- **WHAT YOU HAVE TO DO**
Write the data out again, character for character, with no images.

# Start of EXTRACTED DATA

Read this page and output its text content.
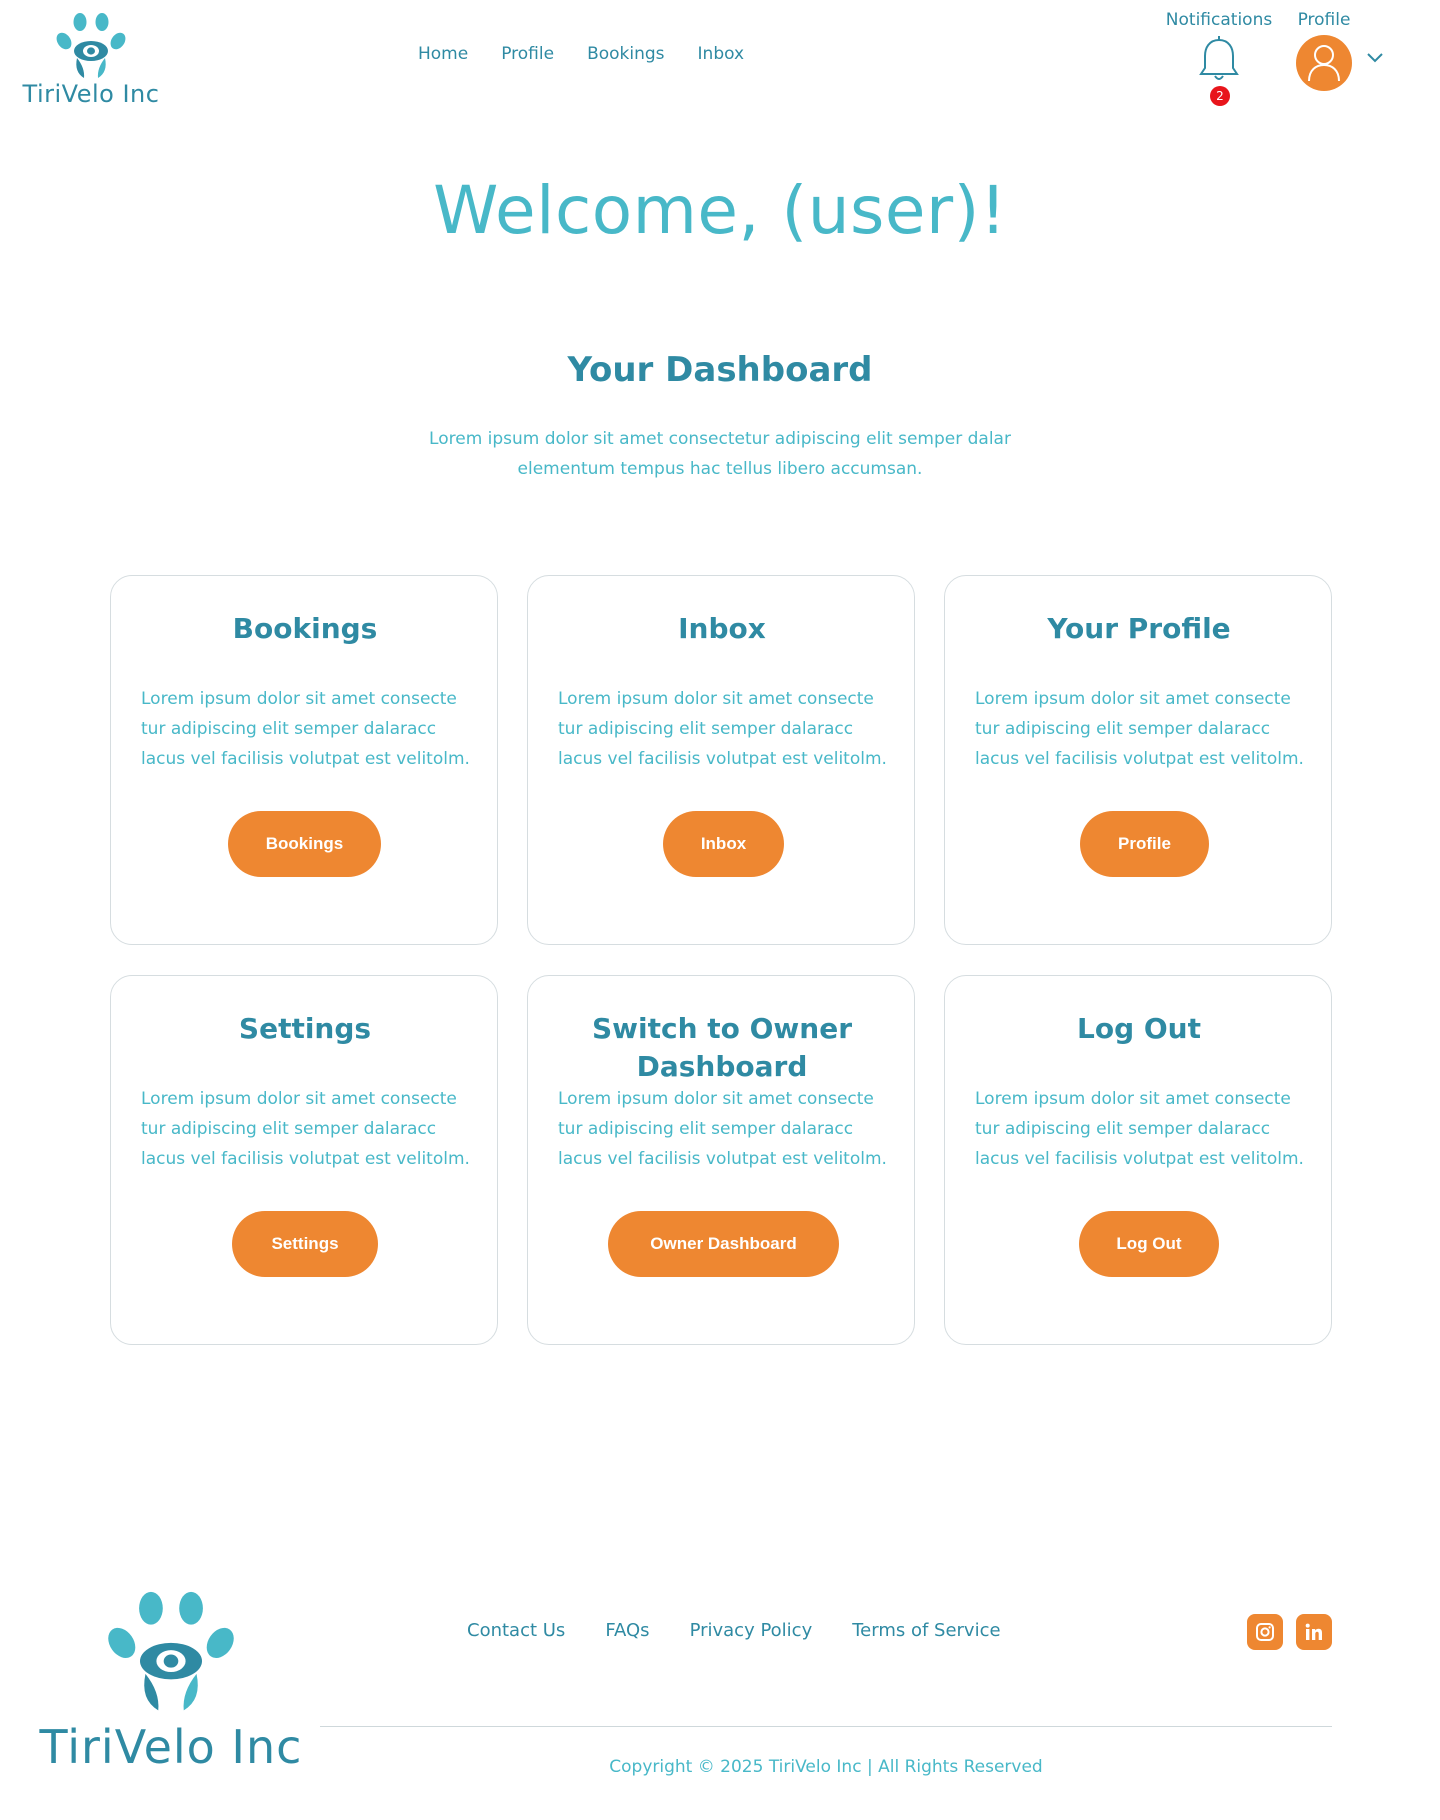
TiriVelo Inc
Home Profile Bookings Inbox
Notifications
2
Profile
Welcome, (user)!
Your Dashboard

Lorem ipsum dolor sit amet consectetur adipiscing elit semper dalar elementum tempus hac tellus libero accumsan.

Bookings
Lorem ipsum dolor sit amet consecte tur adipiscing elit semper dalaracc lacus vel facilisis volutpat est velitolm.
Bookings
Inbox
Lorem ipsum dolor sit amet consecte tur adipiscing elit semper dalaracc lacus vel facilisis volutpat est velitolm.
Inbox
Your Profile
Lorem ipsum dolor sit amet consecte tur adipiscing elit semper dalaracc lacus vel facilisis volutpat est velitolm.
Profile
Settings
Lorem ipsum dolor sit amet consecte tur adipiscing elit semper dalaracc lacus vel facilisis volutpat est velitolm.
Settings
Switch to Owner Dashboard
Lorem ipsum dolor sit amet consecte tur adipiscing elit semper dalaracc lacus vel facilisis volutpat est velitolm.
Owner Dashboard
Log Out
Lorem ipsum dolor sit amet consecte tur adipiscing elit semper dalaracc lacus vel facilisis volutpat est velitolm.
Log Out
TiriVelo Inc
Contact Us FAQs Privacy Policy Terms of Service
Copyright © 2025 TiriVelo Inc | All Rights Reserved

# End of EXTRACTED DATA

- **REPLY**
Read this page and output its text content.
TiriVelo Inc
Home Profile Bookings Inbox
Notifications
2
Profile
Welcome, (user)!
Your Dashboard

Lorem ipsum dolor sit amet consectetur adipiscing elit semper dalar elementum tempus hac tellus libero accumsan.

Bookings
Lorem ipsum dolor sit amet consecte tur adipiscing elit semper dalaracc lacus vel facilisis volutpat est velitolm.
Bookings
Inbox
Lorem ipsum dolor sit amet consecte tur adipiscing elit semper dalaracc lacus vel facilisis volutpat est velitolm.
Inbox
Your Profile
Lorem ipsum dolor sit amet consecte tur adipiscing elit semper dalaracc lacus vel facilisis volutpat est velitolm.
Profile
Settings
Lorem ipsum dolor sit amet consecte tur adipiscing elit semper dalaracc lacus vel facilisis volutpat est velitolm.
Settings
Switch to Owner Dashboard
Lorem ipsum dolor sit amet consecte tur adipiscing elit semper dalaracc lacus vel facilisis volutpat est velitolm.
Owner Dashboard
Log Out
Lorem ipsum dolor sit amet consecte tur adipiscing elit semper dalaracc lacus vel facilisis volutpat est velitolm.
Log Out
TiriVelo Inc
Contact Us FAQs Privacy Policy Terms of Service
Copyright © 2025 TiriVelo Inc | All Rights Reserved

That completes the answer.